▸ **AIM**
Take every line from the listing below that contains "this".

════

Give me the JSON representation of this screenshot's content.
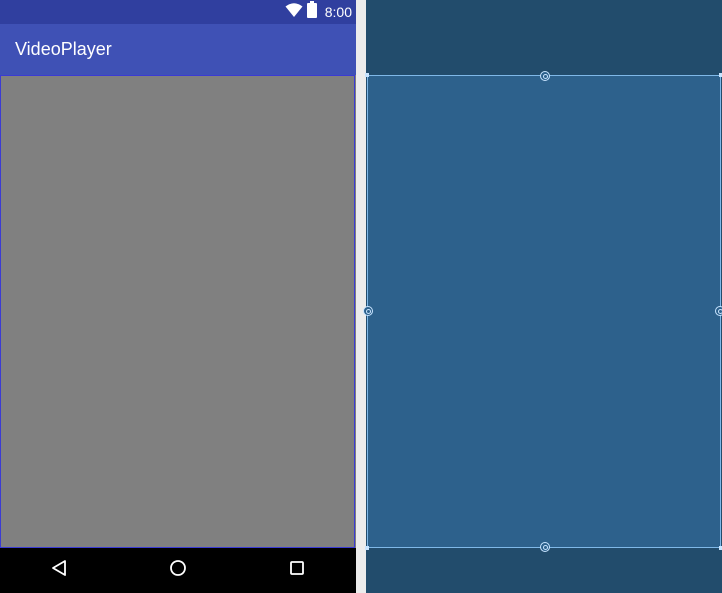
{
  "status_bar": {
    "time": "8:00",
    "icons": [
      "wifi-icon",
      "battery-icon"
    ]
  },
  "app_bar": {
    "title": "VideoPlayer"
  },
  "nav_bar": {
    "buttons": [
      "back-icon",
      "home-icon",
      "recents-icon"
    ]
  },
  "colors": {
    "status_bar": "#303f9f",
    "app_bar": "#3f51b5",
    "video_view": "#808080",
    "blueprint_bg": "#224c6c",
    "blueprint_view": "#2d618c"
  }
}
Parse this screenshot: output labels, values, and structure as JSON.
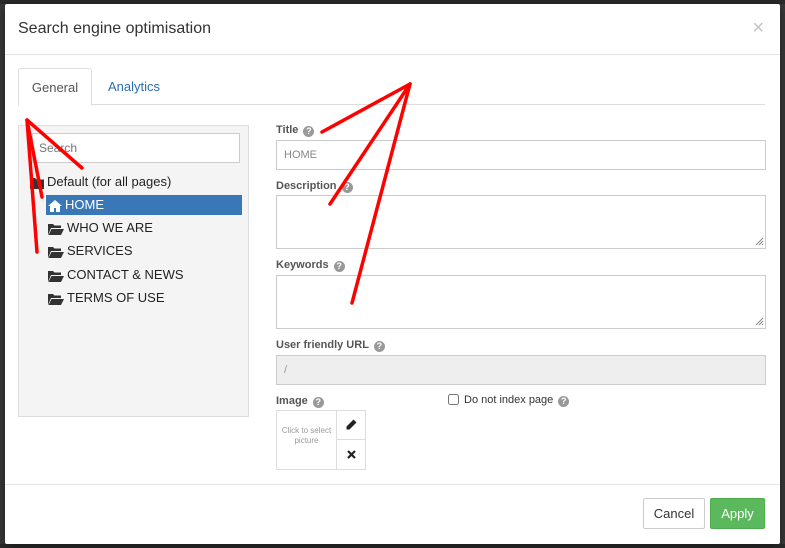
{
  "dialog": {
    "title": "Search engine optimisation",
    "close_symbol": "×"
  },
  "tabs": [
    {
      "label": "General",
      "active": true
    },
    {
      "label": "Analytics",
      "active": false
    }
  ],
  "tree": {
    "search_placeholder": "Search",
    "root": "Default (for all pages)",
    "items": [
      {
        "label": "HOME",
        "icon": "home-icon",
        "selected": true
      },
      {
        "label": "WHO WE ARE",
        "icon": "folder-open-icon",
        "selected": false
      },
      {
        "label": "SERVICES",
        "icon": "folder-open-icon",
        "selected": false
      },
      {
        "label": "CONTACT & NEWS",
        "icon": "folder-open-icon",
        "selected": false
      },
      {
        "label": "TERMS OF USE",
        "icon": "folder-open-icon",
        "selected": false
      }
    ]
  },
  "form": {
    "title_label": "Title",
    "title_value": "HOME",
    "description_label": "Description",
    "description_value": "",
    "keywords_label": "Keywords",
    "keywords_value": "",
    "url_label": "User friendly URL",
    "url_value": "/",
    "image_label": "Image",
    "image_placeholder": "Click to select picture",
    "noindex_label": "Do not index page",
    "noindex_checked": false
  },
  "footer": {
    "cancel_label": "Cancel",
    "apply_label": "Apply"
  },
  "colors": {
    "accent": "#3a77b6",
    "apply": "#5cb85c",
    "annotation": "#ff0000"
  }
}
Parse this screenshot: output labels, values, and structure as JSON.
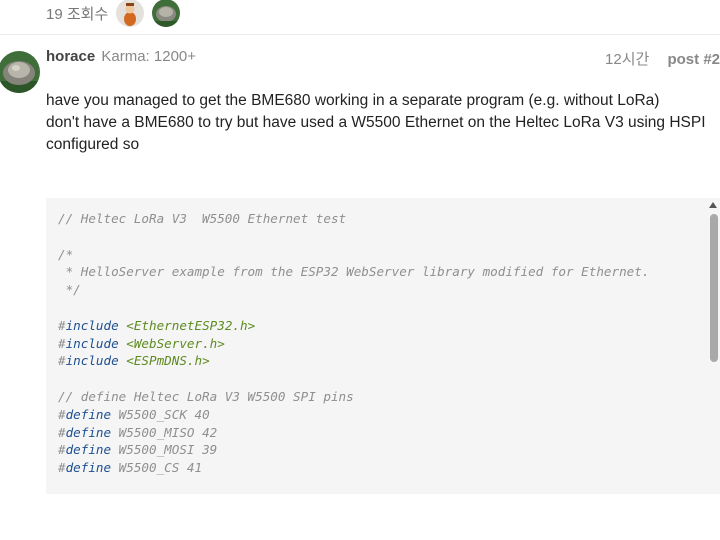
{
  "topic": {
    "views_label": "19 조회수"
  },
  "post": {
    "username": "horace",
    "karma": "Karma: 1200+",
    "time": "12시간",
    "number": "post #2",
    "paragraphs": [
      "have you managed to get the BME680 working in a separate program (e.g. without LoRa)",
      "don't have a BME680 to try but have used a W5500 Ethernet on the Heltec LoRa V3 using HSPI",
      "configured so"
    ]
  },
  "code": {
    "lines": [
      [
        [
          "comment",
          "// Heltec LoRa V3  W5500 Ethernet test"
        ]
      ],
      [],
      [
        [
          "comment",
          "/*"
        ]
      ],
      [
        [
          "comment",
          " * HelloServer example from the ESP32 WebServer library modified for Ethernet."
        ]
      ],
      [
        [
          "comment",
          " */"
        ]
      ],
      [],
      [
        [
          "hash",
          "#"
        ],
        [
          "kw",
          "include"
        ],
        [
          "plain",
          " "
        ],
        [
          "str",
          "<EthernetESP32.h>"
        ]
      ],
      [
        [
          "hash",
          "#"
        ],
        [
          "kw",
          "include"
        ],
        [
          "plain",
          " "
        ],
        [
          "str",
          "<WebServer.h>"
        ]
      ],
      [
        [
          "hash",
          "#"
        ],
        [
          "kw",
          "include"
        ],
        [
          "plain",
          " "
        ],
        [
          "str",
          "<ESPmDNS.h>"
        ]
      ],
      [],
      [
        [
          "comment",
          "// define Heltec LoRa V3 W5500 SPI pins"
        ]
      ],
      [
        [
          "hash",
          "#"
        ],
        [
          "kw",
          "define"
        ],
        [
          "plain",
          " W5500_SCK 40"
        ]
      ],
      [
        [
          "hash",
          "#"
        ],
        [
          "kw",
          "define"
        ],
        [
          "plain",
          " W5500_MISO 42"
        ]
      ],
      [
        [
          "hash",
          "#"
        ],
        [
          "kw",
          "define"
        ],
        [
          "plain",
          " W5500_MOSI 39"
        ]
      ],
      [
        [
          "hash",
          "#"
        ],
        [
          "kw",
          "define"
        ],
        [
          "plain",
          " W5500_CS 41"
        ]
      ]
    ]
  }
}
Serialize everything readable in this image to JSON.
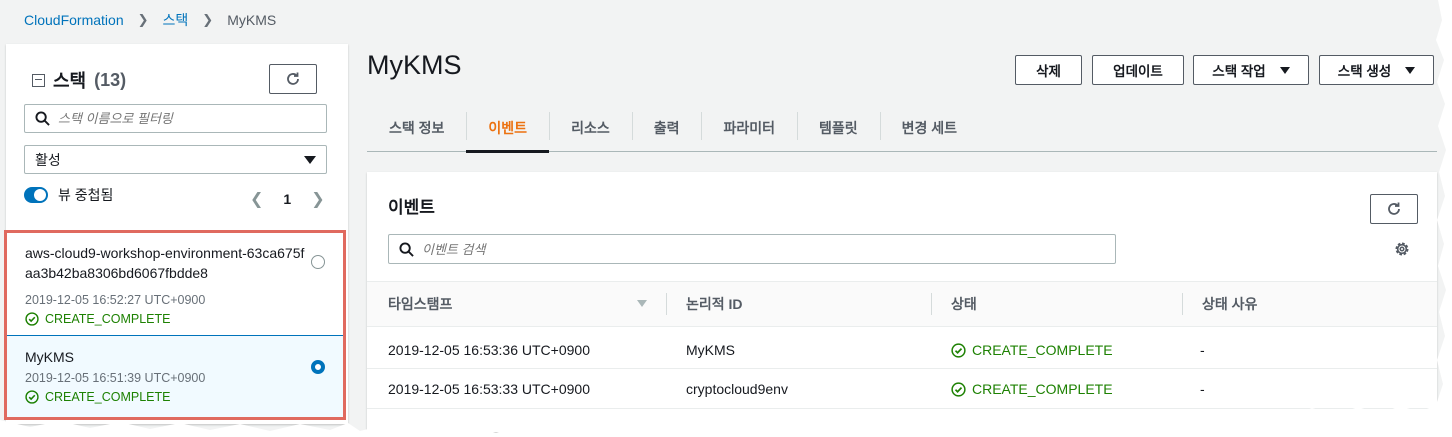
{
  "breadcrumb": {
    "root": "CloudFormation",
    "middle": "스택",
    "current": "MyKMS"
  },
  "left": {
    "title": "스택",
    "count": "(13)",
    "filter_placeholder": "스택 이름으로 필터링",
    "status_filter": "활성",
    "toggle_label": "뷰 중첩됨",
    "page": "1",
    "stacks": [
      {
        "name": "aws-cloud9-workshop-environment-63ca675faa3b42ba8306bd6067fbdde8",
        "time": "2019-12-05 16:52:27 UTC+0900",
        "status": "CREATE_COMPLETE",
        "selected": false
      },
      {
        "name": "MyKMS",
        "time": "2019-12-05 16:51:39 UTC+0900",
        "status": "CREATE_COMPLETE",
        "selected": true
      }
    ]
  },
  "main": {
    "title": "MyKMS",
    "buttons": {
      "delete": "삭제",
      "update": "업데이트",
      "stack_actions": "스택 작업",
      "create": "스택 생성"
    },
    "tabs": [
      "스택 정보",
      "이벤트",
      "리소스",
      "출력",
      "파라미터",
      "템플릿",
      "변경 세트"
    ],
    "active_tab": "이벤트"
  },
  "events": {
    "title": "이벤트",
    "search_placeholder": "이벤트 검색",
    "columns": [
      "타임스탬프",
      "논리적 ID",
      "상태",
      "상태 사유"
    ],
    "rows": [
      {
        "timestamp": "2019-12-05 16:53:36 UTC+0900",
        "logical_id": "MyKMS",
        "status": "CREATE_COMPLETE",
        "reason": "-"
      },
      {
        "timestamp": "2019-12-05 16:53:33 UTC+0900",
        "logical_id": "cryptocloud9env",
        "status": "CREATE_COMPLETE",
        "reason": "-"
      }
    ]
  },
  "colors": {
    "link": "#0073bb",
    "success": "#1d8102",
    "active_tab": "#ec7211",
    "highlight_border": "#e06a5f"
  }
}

════

▸ **COMPLETE OUTPUT**
Give me the JSON representation of this screenshot's content.
Parse this screenshot: output labels, values, and structure as JSON.
Parse this screenshot: output labels, values, and structure as JSON.
Serialize everything readable in this image to JSON.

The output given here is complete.